### Challenge
Report how many lines hold the word "приобретение"; answer with the number alone.

▬▬▬

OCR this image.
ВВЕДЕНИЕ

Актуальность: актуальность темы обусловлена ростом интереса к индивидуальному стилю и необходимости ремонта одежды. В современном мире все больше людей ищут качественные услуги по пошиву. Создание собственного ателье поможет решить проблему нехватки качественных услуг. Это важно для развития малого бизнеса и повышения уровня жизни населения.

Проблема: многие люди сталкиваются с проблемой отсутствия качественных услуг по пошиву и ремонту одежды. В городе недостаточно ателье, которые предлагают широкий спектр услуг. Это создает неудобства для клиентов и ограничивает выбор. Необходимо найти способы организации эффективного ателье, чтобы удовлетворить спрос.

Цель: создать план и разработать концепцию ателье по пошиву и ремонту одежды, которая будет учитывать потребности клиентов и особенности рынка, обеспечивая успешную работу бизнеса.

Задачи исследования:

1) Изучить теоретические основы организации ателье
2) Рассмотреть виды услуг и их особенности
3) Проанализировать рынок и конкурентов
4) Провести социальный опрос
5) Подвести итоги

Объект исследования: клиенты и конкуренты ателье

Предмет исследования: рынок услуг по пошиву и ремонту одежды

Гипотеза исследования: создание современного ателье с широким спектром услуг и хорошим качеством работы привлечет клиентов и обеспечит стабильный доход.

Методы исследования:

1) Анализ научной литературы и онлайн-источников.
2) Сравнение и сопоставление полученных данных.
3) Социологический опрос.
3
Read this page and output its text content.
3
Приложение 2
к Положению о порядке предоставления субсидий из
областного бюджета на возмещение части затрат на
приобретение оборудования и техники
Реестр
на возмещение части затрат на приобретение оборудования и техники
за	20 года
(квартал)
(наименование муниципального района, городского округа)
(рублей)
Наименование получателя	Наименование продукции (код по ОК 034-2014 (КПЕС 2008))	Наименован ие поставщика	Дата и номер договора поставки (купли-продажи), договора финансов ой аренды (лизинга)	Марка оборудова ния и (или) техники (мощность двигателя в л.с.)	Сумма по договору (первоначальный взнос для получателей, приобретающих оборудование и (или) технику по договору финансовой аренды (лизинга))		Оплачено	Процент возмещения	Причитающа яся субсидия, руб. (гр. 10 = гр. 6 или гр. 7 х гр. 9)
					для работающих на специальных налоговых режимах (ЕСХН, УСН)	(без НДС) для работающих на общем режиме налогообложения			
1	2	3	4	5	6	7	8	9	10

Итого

▬▬▬

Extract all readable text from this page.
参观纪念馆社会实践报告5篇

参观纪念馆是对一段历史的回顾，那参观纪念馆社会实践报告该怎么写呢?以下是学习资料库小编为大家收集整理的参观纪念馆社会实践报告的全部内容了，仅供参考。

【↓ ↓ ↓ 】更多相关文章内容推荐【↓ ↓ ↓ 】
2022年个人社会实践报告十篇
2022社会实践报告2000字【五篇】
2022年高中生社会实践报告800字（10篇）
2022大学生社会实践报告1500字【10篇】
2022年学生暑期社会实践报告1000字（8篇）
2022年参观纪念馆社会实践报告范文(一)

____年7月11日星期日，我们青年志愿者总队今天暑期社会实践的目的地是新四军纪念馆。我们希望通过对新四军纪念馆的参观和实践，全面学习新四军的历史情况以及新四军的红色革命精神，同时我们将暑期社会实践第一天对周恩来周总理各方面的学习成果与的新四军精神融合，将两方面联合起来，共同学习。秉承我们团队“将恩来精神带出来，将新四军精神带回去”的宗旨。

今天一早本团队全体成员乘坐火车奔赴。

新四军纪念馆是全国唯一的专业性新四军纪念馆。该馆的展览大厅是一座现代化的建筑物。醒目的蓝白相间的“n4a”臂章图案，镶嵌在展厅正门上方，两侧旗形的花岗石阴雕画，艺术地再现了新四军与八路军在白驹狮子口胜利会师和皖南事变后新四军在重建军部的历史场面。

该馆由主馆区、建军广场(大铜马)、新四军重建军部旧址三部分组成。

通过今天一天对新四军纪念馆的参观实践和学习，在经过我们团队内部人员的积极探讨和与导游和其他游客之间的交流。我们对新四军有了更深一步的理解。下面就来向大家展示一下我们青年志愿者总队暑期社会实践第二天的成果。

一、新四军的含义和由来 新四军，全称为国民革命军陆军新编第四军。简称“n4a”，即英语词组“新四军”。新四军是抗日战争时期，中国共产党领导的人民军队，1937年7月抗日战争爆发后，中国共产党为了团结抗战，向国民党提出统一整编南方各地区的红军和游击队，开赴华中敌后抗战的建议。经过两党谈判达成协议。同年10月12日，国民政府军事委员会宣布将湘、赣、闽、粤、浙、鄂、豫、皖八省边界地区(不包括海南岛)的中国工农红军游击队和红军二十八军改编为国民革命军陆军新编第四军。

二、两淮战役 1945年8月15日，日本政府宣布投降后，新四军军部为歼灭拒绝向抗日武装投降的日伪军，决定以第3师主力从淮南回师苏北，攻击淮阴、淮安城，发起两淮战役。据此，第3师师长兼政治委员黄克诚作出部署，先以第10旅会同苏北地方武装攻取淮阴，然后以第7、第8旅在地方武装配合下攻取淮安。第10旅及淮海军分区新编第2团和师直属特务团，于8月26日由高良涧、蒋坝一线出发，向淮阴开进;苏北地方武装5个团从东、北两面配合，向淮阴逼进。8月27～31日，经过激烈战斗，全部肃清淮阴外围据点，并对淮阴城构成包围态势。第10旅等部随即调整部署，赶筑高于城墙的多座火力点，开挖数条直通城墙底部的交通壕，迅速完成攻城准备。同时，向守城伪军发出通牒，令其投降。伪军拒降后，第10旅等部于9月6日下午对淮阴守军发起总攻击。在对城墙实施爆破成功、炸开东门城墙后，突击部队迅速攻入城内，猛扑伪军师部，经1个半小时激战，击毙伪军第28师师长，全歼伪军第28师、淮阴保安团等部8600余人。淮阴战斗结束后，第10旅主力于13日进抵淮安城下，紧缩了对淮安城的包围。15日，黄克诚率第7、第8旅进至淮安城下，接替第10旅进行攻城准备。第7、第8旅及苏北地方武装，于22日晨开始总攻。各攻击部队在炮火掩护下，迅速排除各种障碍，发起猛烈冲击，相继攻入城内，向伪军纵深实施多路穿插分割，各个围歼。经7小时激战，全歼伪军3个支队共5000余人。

▬▬▬

### The output
2